* Provided entries *
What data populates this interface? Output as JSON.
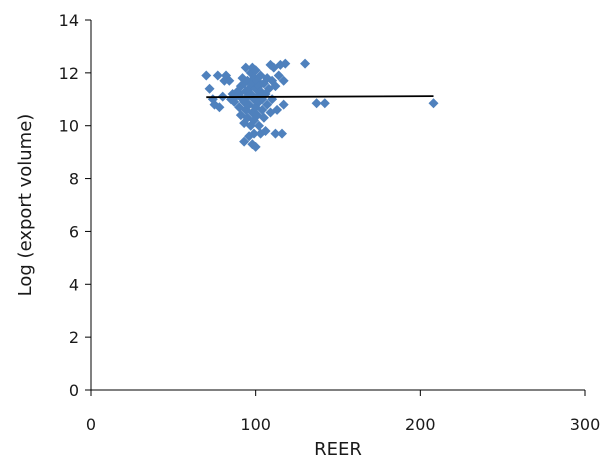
{
  "chart_data": {
    "type": "scatter",
    "xlabel": "REER",
    "ylabel": "Log (export volume)",
    "xlim": [
      0,
      300
    ],
    "ylim": [
      0,
      14
    ],
    "x_ticks": [
      "0",
      "100",
      "200",
      "300"
    ],
    "y_ticks": [
      "0",
      "2",
      "4",
      "6",
      "8",
      "10",
      "12",
      "14"
    ],
    "grid": false,
    "legend": "none",
    "marker_color": "#4F81BD",
    "trend_color": "#000000",
    "trendline": {
      "x": [
        70,
        208
      ],
      "y": [
        11.08,
        11.12
      ]
    },
    "points": [
      {
        "x": 70,
        "y": 11.9
      },
      {
        "x": 72,
        "y": 11.4
      },
      {
        "x": 74,
        "y": 11.0
      },
      {
        "x": 75,
        "y": 10.8
      },
      {
        "x": 77,
        "y": 11.9
      },
      {
        "x": 78,
        "y": 10.7
      },
      {
        "x": 80,
        "y": 11.1
      },
      {
        "x": 81,
        "y": 11.7
      },
      {
        "x": 82,
        "y": 11.9
      },
      {
        "x": 84,
        "y": 11.7
      },
      {
        "x": 85,
        "y": 11.0
      },
      {
        "x": 86,
        "y": 11.2
      },
      {
        "x": 87,
        "y": 10.9
      },
      {
        "x": 88,
        "y": 11.1
      },
      {
        "x": 89,
        "y": 11.3
      },
      {
        "x": 90,
        "y": 10.7
      },
      {
        "x": 90,
        "y": 11.2
      },
      {
        "x": 91,
        "y": 11.5
      },
      {
        "x": 91,
        "y": 10.4
      },
      {
        "x": 92,
        "y": 11.0
      },
      {
        "x": 92,
        "y": 11.8
      },
      {
        "x": 93,
        "y": 10.9
      },
      {
        "x": 93,
        "y": 11.6
      },
      {
        "x": 93,
        "y": 10.1
      },
      {
        "x": 93,
        "y": 9.4
      },
      {
        "x": 94,
        "y": 12.2
      },
      {
        "x": 94,
        "y": 11.3
      },
      {
        "x": 94,
        "y": 10.6
      },
      {
        "x": 95,
        "y": 11.1
      },
      {
        "x": 95,
        "y": 11.7
      },
      {
        "x": 95,
        "y": 10.3
      },
      {
        "x": 96,
        "y": 9.6
      },
      {
        "x": 96,
        "y": 11.4
      },
      {
        "x": 96,
        "y": 10.8
      },
      {
        "x": 97,
        "y": 12.0
      },
      {
        "x": 97,
        "y": 11.2
      },
      {
        "x": 97,
        "y": 10.0
      },
      {
        "x": 98,
        "y": 11.6
      },
      {
        "x": 98,
        "y": 10.5
      },
      {
        "x": 98,
        "y": 9.3
      },
      {
        "x": 98,
        "y": 12.2
      },
      {
        "x": 99,
        "y": 11.0
      },
      {
        "x": 99,
        "y": 11.8
      },
      {
        "x": 99,
        "y": 10.2
      },
      {
        "x": 99,
        "y": 9.7
      },
      {
        "x": 100,
        "y": 11.4
      },
      {
        "x": 100,
        "y": 10.7
      },
      {
        "x": 100,
        "y": 9.2
      },
      {
        "x": 100,
        "y": 12.1
      },
      {
        "x": 101,
        "y": 11.1
      },
      {
        "x": 101,
        "y": 10.4
      },
      {
        "x": 101,
        "y": 11.7
      },
      {
        "x": 102,
        "y": 10.9
      },
      {
        "x": 102,
        "y": 11.5
      },
      {
        "x": 102,
        "y": 10.0
      },
      {
        "x": 103,
        "y": 11.3
      },
      {
        "x": 103,
        "y": 9.7
      },
      {
        "x": 103,
        "y": 11.9
      },
      {
        "x": 104,
        "y": 10.6
      },
      {
        "x": 104,
        "y": 11.0
      },
      {
        "x": 105,
        "y": 11.6
      },
      {
        "x": 105,
        "y": 10.3
      },
      {
        "x": 106,
        "y": 11.2
      },
      {
        "x": 106,
        "y": 9.8
      },
      {
        "x": 107,
        "y": 11.8
      },
      {
        "x": 107,
        "y": 10.8
      },
      {
        "x": 108,
        "y": 11.4
      },
      {
        "x": 109,
        "y": 12.3
      },
      {
        "x": 109,
        "y": 10.5
      },
      {
        "x": 110,
        "y": 11.7
      },
      {
        "x": 110,
        "y": 11.0
      },
      {
        "x": 111,
        "y": 12.2
      },
      {
        "x": 112,
        "y": 11.5
      },
      {
        "x": 112,
        "y": 9.7
      },
      {
        "x": 113,
        "y": 10.6
      },
      {
        "x": 114,
        "y": 11.9
      },
      {
        "x": 115,
        "y": 12.3
      },
      {
        "x": 116,
        "y": 9.7
      },
      {
        "x": 117,
        "y": 11.7
      },
      {
        "x": 117,
        "y": 10.8
      },
      {
        "x": 118,
        "y": 12.35
      },
      {
        "x": 130,
        "y": 12.35
      },
      {
        "x": 137,
        "y": 10.85
      },
      {
        "x": 142,
        "y": 10.85
      },
      {
        "x": 208,
        "y": 10.85
      }
    ]
  }
}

* Given task *
Write out all the records again, exactly, minus any pictures.

* Solution to the exercise *
What data populates this interface? Output as JSON.
{
  "chart_data": {
    "type": "scatter",
    "xlabel": "REER",
    "ylabel": "Log (export volume)",
    "xlim": [
      0,
      300
    ],
    "ylim": [
      0,
      14
    ],
    "x_ticks": [
      "0",
      "100",
      "200",
      "300"
    ],
    "y_ticks": [
      "0",
      "2",
      "4",
      "6",
      "8",
      "10",
      "12",
      "14"
    ],
    "grid": false,
    "legend": "none",
    "marker_color": "#4F81BD",
    "trend_color": "#000000",
    "trendline": {
      "x": [
        70,
        208
      ],
      "y": [
        11.08,
        11.12
      ]
    },
    "points": [
      {
        "x": 70,
        "y": 11.9
      },
      {
        "x": 72,
        "y": 11.4
      },
      {
        "x": 74,
        "y": 11.0
      },
      {
        "x": 75,
        "y": 10.8
      },
      {
        "x": 77,
        "y": 11.9
      },
      {
        "x": 78,
        "y": 10.7
      },
      {
        "x": 80,
        "y": 11.1
      },
      {
        "x": 81,
        "y": 11.7
      },
      {
        "x": 82,
        "y": 11.9
      },
      {
        "x": 84,
        "y": 11.7
      },
      {
        "x": 85,
        "y": 11.0
      },
      {
        "x": 86,
        "y": 11.2
      },
      {
        "x": 87,
        "y": 10.9
      },
      {
        "x": 88,
        "y": 11.1
      },
      {
        "x": 89,
        "y": 11.3
      },
      {
        "x": 90,
        "y": 10.7
      },
      {
        "x": 90,
        "y": 11.2
      },
      {
        "x": 91,
        "y": 11.5
      },
      {
        "x": 91,
        "y": 10.4
      },
      {
        "x": 92,
        "y": 11.0
      },
      {
        "x": 92,
        "y": 11.8
      },
      {
        "x": 93,
        "y": 10.9
      },
      {
        "x": 93,
        "y": 11.6
      },
      {
        "x": 93,
        "y": 10.1
      },
      {
        "x": 93,
        "y": 9.4
      },
      {
        "x": 94,
        "y": 12.2
      },
      {
        "x": 94,
        "y": 11.3
      },
      {
        "x": 94,
        "y": 10.6
      },
      {
        "x": 95,
        "y": 11.1
      },
      {
        "x": 95,
        "y": 11.7
      },
      {
        "x": 95,
        "y": 10.3
      },
      {
        "x": 96,
        "y": 9.6
      },
      {
        "x": 96,
        "y": 11.4
      },
      {
        "x": 96,
        "y": 10.8
      },
      {
        "x": 97,
        "y": 12.0
      },
      {
        "x": 97,
        "y": 11.2
      },
      {
        "x": 97,
        "y": 10.0
      },
      {
        "x": 98,
        "y": 11.6
      },
      {
        "x": 98,
        "y": 10.5
      },
      {
        "x": 98,
        "y": 9.3
      },
      {
        "x": 98,
        "y": 12.2
      },
      {
        "x": 99,
        "y": 11.0
      },
      {
        "x": 99,
        "y": 11.8
      },
      {
        "x": 99,
        "y": 10.2
      },
      {
        "x": 99,
        "y": 9.7
      },
      {
        "x": 100,
        "y": 11.4
      },
      {
        "x": 100,
        "y": 10.7
      },
      {
        "x": 100,
        "y": 9.2
      },
      {
        "x": 100,
        "y": 12.1
      },
      {
        "x": 101,
        "y": 11.1
      },
      {
        "x": 101,
        "y": 10.4
      },
      {
        "x": 101,
        "y": 11.7
      },
      {
        "x": 102,
        "y": 10.9
      },
      {
        "x": 102,
        "y": 11.5
      },
      {
        "x": 102,
        "y": 10.0
      },
      {
        "x": 103,
        "y": 11.3
      },
      {
        "x": 103,
        "y": 9.7
      },
      {
        "x": 103,
        "y": 11.9
      },
      {
        "x": 104,
        "y": 10.6
      },
      {
        "x": 104,
        "y": 11.0
      },
      {
        "x": 105,
        "y": 11.6
      },
      {
        "x": 105,
        "y": 10.3
      },
      {
        "x": 106,
        "y": 11.2
      },
      {
        "x": 106,
        "y": 9.8
      },
      {
        "x": 107,
        "y": 11.8
      },
      {
        "x": 107,
        "y": 10.8
      },
      {
        "x": 108,
        "y": 11.4
      },
      {
        "x": 109,
        "y": 12.3
      },
      {
        "x": 109,
        "y": 10.5
      },
      {
        "x": 110,
        "y": 11.7
      },
      {
        "x": 110,
        "y": 11.0
      },
      {
        "x": 111,
        "y": 12.2
      },
      {
        "x": 112,
        "y": 11.5
      },
      {
        "x": 112,
        "y": 9.7
      },
      {
        "x": 113,
        "y": 10.6
      },
      {
        "x": 114,
        "y": 11.9
      },
      {
        "x": 115,
        "y": 12.3
      },
      {
        "x": 116,
        "y": 9.7
      },
      {
        "x": 117,
        "y": 11.7
      },
      {
        "x": 117,
        "y": 10.8
      },
      {
        "x": 118,
        "y": 12.35
      },
      {
        "x": 130,
        "y": 12.35
      },
      {
        "x": 137,
        "y": 10.85
      },
      {
        "x": 142,
        "y": 10.85
      },
      {
        "x": 208,
        "y": 10.85
      }
    ]
  }
}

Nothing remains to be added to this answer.